:: TESTO FORNITO
La Cattedra di Pietro e la responsabilità dei cristiani


«Tu sei il Cristo, il Figlio del Dio vivente» (Mt 16, 16). Possiamo considerare queste parole la prima professione di fede pronunciata da Pietro. E’ Dio Padre che rivela al primo pontefice dell’era cristiana l’identità del Figlio. Pietro, un umile pescatore di Galilea, è l’apostolo designato dal Padre e chiamato dal Figlio a guidare e sostenere la fede della Chiesa. Benedetto XVI, 265esimo pontefice di Roma, “un semplice e umile lavoratore nella vigna del Signore”, anch’egli – come i suoi predecessori – chiamato a governare la Chiesa. “Questo – disse Papa Benedetto XVI insediandosi sulla Cathedra romana del Vescovo di Roma, il 7 maggio 2005 – è il compito di tutti i Successori di Pietro: essere la guida nella professione di fede in Cristo, il Figlio del Dio vivente. La Cattedra di Roma è anzitutto Cattedra di questo credo”.

La parola “credere”, quella stessa parola che mosse la fede di Abramo, diventa per Pietro il primo e fondamentale atto di adesione a Cristo. Credere in Dio significa muoversi verso di Lui, affidarsi, lasciarsi condurre. Pietro – e di conseguenza tutti coloro che gli succedono nel ministero – ha il compito di confermare la fede dei fratelli nonostante le sue personali fragilità. “Colui che è il titolare del ministero petrino, chiariva il Pontefice in quella memorabile omelia prima richiamata, deve avere la consapevolezza di essere un uomo fragile e debole – come sono fragili e deboli le sue proprie forze – costantemente bisognoso di purificazione e di conversione”.
::::
:: VOCI FORNITE
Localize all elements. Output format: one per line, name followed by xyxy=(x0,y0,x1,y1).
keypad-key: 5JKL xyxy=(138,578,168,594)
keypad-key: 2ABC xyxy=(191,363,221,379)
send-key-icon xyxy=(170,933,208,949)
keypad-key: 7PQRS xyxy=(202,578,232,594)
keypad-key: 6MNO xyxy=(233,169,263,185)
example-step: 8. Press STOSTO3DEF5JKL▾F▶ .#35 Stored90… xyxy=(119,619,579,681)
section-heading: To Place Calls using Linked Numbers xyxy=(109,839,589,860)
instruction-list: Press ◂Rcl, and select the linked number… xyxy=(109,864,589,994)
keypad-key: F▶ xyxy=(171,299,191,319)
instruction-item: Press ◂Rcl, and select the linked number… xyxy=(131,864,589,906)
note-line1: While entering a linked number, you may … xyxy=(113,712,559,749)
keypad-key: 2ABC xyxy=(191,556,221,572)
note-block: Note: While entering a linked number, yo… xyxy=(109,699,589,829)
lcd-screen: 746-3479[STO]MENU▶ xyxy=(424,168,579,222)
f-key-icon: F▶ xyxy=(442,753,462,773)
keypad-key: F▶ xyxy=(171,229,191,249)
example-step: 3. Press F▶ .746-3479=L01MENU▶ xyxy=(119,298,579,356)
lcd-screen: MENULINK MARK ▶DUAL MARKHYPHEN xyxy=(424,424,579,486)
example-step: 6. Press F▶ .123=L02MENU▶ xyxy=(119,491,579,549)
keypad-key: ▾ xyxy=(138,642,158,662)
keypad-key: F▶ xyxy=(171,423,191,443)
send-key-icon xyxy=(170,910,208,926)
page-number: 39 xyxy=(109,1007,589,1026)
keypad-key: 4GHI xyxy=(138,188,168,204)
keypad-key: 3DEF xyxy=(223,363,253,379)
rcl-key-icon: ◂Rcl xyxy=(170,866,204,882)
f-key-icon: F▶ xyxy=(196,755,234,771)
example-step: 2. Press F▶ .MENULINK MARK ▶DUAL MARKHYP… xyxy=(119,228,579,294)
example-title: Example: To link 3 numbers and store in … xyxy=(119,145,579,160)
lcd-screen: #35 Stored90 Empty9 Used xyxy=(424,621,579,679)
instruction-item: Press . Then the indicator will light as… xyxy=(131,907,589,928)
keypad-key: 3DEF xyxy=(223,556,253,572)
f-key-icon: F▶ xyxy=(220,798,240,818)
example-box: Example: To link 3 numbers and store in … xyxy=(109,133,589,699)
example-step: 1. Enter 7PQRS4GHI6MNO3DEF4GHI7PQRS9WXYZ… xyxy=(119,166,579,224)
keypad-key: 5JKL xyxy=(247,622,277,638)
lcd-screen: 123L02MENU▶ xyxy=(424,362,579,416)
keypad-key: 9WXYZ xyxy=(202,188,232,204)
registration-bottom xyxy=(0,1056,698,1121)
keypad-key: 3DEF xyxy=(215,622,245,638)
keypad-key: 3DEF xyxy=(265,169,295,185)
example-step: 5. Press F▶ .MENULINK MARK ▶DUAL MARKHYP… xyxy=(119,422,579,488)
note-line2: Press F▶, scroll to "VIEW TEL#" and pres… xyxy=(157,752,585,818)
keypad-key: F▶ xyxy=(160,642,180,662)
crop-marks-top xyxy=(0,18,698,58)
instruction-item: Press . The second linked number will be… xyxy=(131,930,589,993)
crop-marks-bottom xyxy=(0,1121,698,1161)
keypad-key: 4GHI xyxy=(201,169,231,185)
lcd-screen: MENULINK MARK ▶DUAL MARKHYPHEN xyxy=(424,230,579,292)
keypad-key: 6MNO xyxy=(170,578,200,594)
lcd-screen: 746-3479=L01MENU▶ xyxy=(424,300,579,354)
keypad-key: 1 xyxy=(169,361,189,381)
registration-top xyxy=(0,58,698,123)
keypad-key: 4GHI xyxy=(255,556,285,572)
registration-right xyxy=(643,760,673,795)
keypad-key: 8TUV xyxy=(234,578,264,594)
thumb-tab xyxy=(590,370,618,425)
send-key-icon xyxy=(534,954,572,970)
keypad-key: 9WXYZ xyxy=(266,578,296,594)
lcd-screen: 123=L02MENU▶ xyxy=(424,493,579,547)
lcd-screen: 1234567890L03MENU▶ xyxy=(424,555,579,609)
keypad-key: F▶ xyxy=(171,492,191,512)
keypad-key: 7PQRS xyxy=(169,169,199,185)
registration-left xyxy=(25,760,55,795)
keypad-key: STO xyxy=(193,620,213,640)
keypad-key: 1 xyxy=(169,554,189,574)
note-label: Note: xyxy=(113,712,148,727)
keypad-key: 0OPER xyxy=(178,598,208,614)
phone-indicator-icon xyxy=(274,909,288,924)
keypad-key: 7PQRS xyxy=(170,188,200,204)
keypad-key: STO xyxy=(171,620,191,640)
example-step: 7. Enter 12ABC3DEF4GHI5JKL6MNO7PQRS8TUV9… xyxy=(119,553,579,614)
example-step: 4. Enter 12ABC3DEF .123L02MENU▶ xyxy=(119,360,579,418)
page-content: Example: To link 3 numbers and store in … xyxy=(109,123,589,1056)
::::
▶ **OBIETTIVO INDICATO**:
Stabilisci se le seguenti affermazioni concordano con il testo sulla Cattedra di Pietro. Per ciascuna rispondi sì o no, citando esattamente le parole del testo che decidono la risposta: (a) Pietro era un pescatore di Galilea; (b) Benedetto XVI si insediò sulla Cattedra del Vescovo di Roma il 7 maggio 2005; (c) chi succede a Pietro può confermare la fede dei fratelli soltanto se è privo di fragilità personali.

▶ **SOLUZIONE**:
(a) Sì: «Pietro, un umile pescatore di Galilea».
(b) Sì: «insediandosi sulla Cathedra romana del Vescovo di Roma, il 7 maggio 2005».
(c) No: «ha il compito di confermare la fede dei fratelli nonostante le sue personali fragilità».